◆ Task description: Whenever a line contains the string "カジノ反対", copy it out of the entries.

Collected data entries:
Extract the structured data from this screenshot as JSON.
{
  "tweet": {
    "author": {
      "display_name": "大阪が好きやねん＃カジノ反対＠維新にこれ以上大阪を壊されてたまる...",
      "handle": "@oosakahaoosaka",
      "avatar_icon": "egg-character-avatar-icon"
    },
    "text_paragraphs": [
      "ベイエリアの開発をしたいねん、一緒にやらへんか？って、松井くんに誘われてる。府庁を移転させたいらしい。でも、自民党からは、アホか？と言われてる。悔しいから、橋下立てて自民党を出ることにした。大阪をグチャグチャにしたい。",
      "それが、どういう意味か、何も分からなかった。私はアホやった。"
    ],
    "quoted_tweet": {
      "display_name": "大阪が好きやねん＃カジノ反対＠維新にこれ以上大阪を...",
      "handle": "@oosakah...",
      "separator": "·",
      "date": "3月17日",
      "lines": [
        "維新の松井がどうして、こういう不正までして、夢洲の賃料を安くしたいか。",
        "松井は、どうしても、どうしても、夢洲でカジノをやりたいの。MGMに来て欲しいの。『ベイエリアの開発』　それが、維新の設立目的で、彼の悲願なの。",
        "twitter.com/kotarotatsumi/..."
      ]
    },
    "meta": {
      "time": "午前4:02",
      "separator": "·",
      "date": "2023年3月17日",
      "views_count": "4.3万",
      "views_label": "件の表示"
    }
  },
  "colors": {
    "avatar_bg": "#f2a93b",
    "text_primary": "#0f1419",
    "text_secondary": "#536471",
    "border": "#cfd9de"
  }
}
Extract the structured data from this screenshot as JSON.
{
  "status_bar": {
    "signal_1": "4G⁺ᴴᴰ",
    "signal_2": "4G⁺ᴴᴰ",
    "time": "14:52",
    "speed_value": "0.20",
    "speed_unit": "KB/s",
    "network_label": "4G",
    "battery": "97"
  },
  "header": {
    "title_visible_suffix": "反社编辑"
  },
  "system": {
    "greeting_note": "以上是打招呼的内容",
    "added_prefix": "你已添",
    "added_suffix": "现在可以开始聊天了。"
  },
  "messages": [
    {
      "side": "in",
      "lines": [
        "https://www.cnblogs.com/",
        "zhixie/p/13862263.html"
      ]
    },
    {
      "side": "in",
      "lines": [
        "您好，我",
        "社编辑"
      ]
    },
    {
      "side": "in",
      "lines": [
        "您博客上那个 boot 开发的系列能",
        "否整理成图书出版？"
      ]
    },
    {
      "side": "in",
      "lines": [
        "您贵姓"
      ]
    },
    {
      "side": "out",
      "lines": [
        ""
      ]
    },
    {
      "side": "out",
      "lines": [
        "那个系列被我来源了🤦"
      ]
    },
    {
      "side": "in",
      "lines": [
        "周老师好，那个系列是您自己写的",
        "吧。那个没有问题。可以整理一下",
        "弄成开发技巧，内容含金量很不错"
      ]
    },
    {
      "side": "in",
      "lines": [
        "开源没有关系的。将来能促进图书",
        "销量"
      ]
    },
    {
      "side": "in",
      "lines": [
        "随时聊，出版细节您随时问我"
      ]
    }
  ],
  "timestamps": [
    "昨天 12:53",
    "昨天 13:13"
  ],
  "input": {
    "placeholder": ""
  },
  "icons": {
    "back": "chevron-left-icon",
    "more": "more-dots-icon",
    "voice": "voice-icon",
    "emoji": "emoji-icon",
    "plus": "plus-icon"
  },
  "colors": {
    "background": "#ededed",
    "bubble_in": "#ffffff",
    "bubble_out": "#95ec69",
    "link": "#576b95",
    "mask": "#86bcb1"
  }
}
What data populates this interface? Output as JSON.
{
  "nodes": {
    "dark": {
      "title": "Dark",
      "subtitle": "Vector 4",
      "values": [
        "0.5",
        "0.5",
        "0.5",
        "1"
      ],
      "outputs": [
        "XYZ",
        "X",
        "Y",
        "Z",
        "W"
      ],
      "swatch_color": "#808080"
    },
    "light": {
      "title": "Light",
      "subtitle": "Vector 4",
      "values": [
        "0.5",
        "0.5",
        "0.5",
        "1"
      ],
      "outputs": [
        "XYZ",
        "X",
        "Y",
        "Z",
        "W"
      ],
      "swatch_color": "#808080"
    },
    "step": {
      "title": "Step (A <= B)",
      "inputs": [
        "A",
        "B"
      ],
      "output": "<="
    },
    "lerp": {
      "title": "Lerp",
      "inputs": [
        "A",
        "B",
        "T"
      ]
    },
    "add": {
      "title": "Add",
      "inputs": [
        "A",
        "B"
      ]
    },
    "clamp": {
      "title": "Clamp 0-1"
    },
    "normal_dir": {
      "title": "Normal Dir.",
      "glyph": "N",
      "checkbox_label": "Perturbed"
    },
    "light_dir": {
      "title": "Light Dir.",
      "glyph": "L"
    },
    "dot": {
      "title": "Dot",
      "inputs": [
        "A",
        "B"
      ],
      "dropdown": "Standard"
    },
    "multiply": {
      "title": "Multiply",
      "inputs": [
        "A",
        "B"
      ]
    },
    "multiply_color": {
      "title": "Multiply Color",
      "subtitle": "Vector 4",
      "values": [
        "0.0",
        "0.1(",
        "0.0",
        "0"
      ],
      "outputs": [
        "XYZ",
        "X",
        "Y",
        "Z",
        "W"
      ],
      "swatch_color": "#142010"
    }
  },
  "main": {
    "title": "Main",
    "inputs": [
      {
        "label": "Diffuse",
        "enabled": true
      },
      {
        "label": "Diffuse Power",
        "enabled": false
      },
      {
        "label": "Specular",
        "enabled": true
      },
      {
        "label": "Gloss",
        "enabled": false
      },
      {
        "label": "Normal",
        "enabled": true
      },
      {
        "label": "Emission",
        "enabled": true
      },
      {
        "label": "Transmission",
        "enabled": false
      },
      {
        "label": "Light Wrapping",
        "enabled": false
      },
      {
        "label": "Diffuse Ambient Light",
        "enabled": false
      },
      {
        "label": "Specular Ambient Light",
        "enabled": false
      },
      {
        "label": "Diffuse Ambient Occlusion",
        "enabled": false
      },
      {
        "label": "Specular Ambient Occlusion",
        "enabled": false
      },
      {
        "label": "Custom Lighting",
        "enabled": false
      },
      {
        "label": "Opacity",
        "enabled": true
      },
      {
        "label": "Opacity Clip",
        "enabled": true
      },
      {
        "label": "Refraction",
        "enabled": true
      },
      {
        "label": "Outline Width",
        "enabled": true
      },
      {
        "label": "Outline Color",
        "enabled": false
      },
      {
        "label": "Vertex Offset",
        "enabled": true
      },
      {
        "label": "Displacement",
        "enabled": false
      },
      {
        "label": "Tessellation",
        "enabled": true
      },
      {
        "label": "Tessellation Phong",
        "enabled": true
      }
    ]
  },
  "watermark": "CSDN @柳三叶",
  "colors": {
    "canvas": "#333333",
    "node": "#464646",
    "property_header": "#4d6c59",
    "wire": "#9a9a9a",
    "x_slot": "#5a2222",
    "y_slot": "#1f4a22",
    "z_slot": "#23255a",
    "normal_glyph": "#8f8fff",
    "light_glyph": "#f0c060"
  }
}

◆ Output for this task:
      "display_name": "大阪が好きやねん＃カジノ反対＠維新にこれ以上大阪を壊されてたまる...",
      "display_name": "大阪が好きやねん＃カジノ反対＠維新にこれ以上大阪を...",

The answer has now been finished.